*Instructions to follow:*
Write every line out verbatim and omit the pictures.

■ ■ ■ ■ ■

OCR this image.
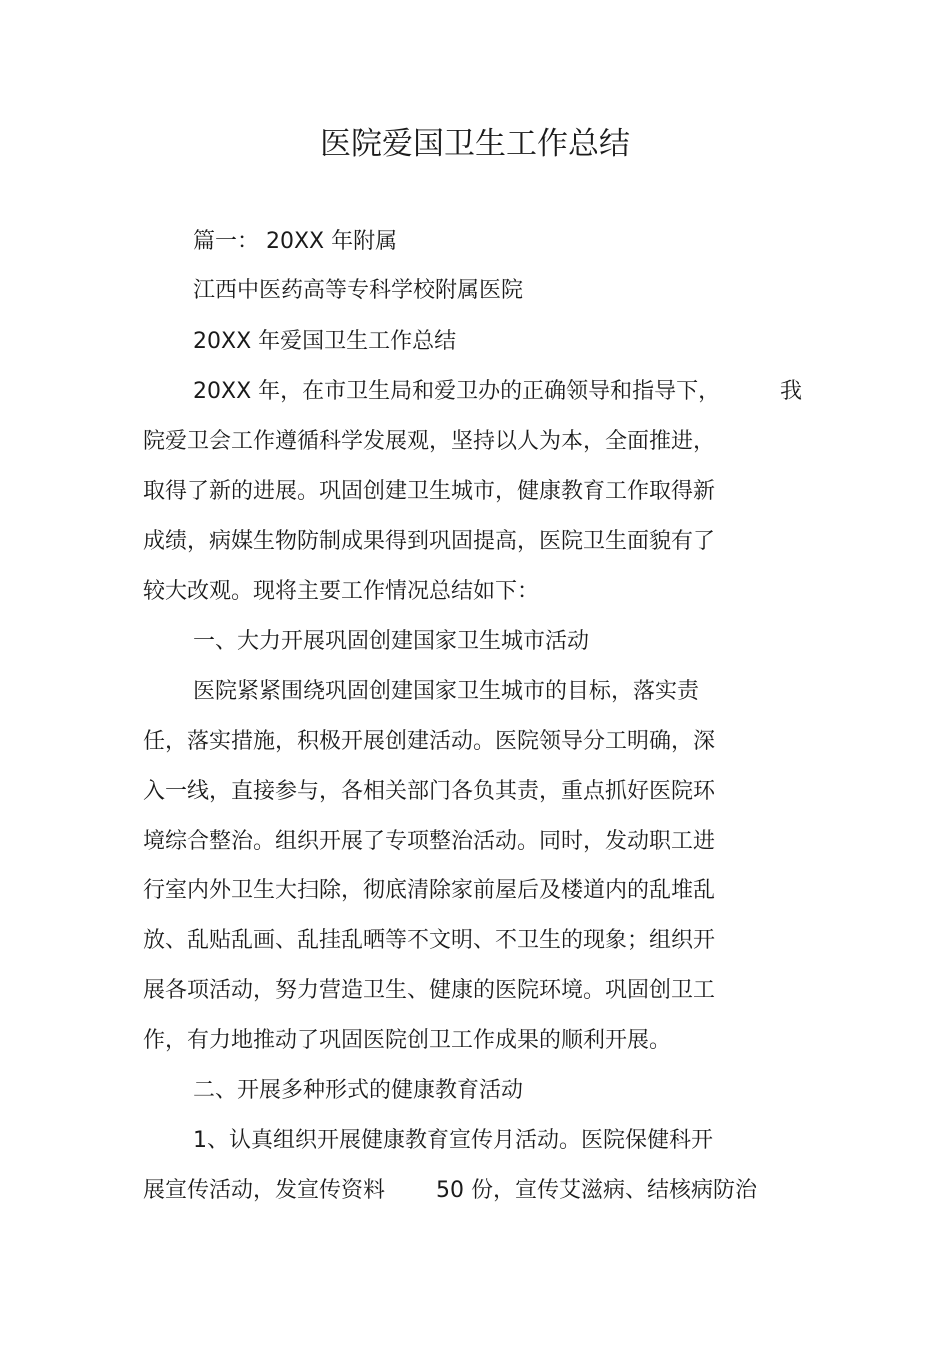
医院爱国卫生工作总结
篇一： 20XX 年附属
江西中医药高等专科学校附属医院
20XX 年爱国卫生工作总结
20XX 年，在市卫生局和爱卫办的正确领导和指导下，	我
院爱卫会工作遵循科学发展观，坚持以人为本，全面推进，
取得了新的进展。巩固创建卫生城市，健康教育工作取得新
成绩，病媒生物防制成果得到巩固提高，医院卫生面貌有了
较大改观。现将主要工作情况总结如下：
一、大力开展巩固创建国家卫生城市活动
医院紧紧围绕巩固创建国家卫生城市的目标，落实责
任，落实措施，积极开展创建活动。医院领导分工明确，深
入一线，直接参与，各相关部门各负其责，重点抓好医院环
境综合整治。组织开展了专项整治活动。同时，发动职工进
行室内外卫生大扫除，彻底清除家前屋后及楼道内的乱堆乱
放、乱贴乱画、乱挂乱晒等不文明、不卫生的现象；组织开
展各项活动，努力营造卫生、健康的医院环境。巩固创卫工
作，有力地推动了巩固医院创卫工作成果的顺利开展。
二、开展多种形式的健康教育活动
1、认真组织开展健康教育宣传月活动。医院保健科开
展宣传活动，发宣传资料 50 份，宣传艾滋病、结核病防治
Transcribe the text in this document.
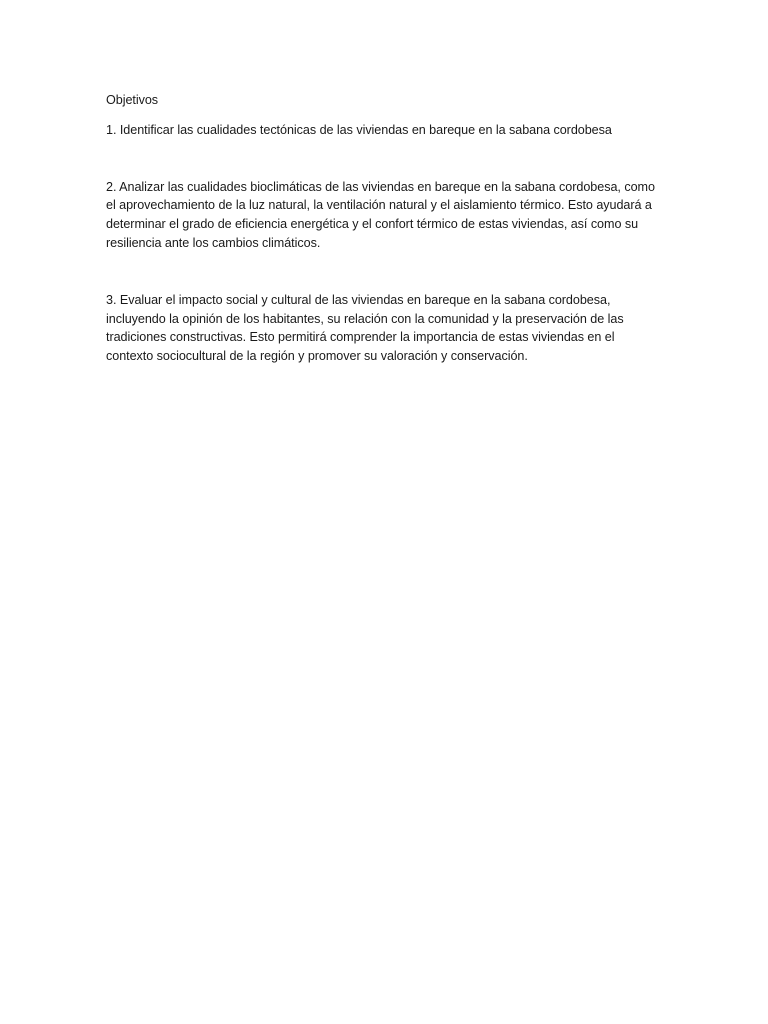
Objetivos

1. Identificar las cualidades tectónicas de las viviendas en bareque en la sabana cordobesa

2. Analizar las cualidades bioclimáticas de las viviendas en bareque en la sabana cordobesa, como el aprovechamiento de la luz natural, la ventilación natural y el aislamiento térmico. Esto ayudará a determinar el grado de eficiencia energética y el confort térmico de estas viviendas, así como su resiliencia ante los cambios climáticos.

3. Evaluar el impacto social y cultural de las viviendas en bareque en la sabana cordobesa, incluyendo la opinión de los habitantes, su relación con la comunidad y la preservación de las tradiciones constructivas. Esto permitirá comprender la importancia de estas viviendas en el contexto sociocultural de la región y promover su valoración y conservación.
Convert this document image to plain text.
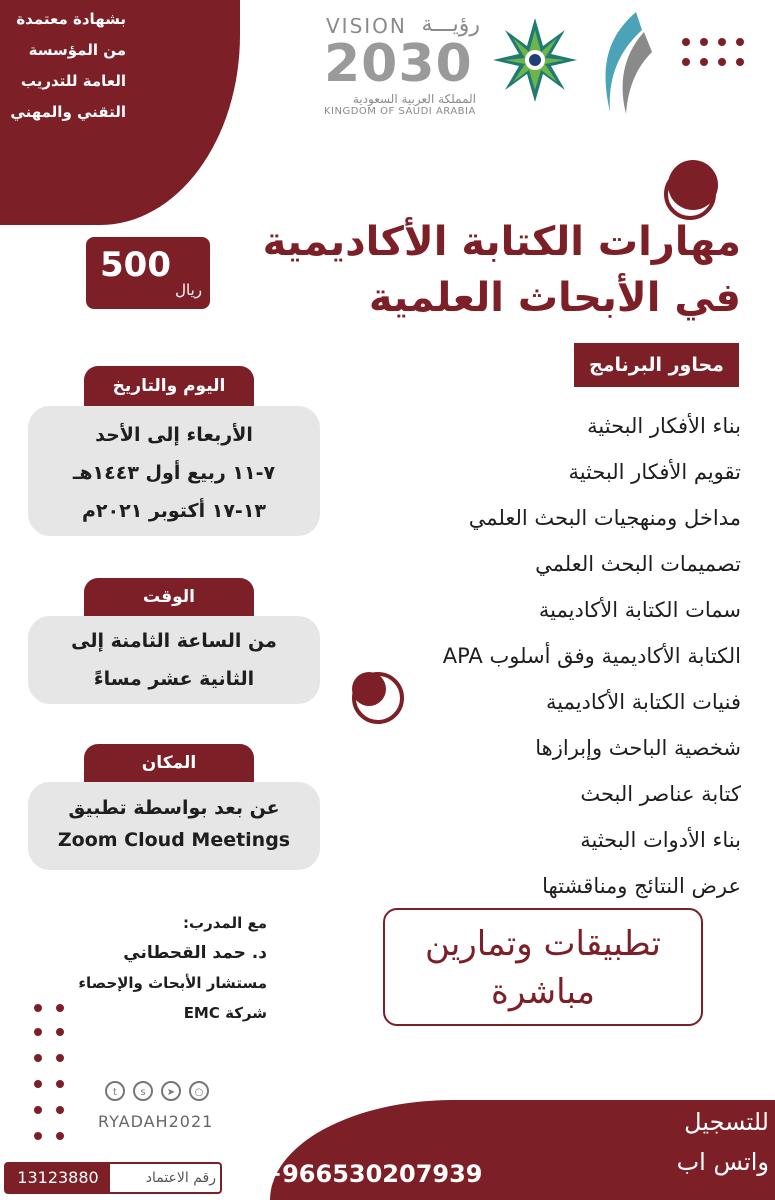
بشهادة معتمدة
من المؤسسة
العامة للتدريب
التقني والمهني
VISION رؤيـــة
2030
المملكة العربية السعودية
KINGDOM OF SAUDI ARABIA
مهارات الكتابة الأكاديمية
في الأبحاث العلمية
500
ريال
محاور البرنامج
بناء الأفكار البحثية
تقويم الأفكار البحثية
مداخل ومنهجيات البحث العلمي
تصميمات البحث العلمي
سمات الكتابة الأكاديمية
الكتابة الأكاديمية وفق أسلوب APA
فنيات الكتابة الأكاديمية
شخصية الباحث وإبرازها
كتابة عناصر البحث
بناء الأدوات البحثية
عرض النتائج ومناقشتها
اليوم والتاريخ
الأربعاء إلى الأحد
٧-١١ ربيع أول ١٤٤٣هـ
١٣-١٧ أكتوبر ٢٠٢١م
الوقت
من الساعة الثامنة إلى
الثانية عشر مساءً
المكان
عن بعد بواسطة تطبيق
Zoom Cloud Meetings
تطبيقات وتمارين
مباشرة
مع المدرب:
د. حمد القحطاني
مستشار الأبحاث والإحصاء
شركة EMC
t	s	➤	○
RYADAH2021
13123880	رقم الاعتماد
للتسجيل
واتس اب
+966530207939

■ ■ ■ ■ ■

*Worked solution:*
OCR this image.
医院爱国卫生工作总结
篇一： 20XX 年附属
江西中医药高等专科学校附属医院
20XX 年爱国卫生工作总结
20XX 年，在市卫生局和爱卫办的正确领导和指导下，	我
院爱卫会工作遵循科学发展观，坚持以人为本，全面推进，
取得了新的进展。巩固创建卫生城市，健康教育工作取得新
成绩，病媒生物防制成果得到巩固提高，医院卫生面貌有了
较大改观。现将主要工作情况总结如下：
一、大力开展巩固创建国家卫生城市活动
医院紧紧围绕巩固创建国家卫生城市的目标，落实责
任，落实措施，积极开展创建活动。医院领导分工明确，深
入一线，直接参与，各相关部门各负其责，重点抓好医院环
境综合整治。组织开展了专项整治活动。同时，发动职工进
行室内外卫生大扫除，彻底清除家前屋后及楼道内的乱堆乱
放、乱贴乱画、乱挂乱晒等不文明、不卫生的现象；组织开
展各项活动，努力营造卫生、健康的医院环境。巩固创卫工
作，有力地推动了巩固医院创卫工作成果的顺利开展。
二、开展多种形式的健康教育活动
1、认真组织开展健康教育宣传月活动。医院保健科开
展宣传活动，发宣传资料 50 份，宣传艾滋病、结核病防治
Transcribe the text in this document.
Objetivos

1. Identificar las cualidades tectónicas de las viviendas en bareque en la sabana cordobesa

2. Analizar las cualidades bioclimáticas de las viviendas en bareque en la sabana cordobesa, como el aprovechamiento de la luz natural, la ventilación natural y el aislamiento térmico. Esto ayudará a determinar el grado de eficiencia energética y el confort térmico de estas viviendas, así como su resiliencia ante los cambios climáticos.

3. Evaluar el impacto social y cultural de las viviendas en bareque en la sabana cordobesa, incluyendo la opinión de los habitantes, su relación con la comunidad y la preservación de las tradiciones constructivas. Esto permitirá comprender la importancia de estas viviendas en el contexto sociocultural de la región y promover su valoración y conservación.
Convert this document image to plain text.
بشهادة معتمدة
من المؤسسة
العامة للتدريب
التقني والمهني
VISION رؤيـــة
2030
المملكة العربية السعودية
KINGDOM OF SAUDI ARABIA
مهارات الكتابة الأكاديمية
في الأبحاث العلمية
500
ريال
محاور البرنامج
بناء الأفكار البحثية
تقويم الأفكار البحثية
مداخل ومنهجيات البحث العلمي
تصميمات البحث العلمي
سمات الكتابة الأكاديمية
الكتابة الأكاديمية وفق أسلوب APA
فنيات الكتابة الأكاديمية
شخصية الباحث وإبرازها
كتابة عناصر البحث
بناء الأدوات البحثية
عرض النتائج ومناقشتها
اليوم والتاريخ
الأربعاء إلى الأحد
٧-١١ ربيع أول ١٤٤٣هـ
١٣-١٧ أكتوبر ٢٠٢١م
الوقت
من الساعة الثامنة إلى
الثانية عشر مساءً
المكان
عن بعد بواسطة تطبيق
Zoom Cloud Meetings
تطبيقات وتمارين
مباشرة
مع المدرب:
د. حمد القحطاني
مستشار الأبحاث والإحصاء
شركة EMC
t	s	➤	○
RYADAH2021
13123880	رقم الاعتماد
للتسجيل
واتس اب
+966530207939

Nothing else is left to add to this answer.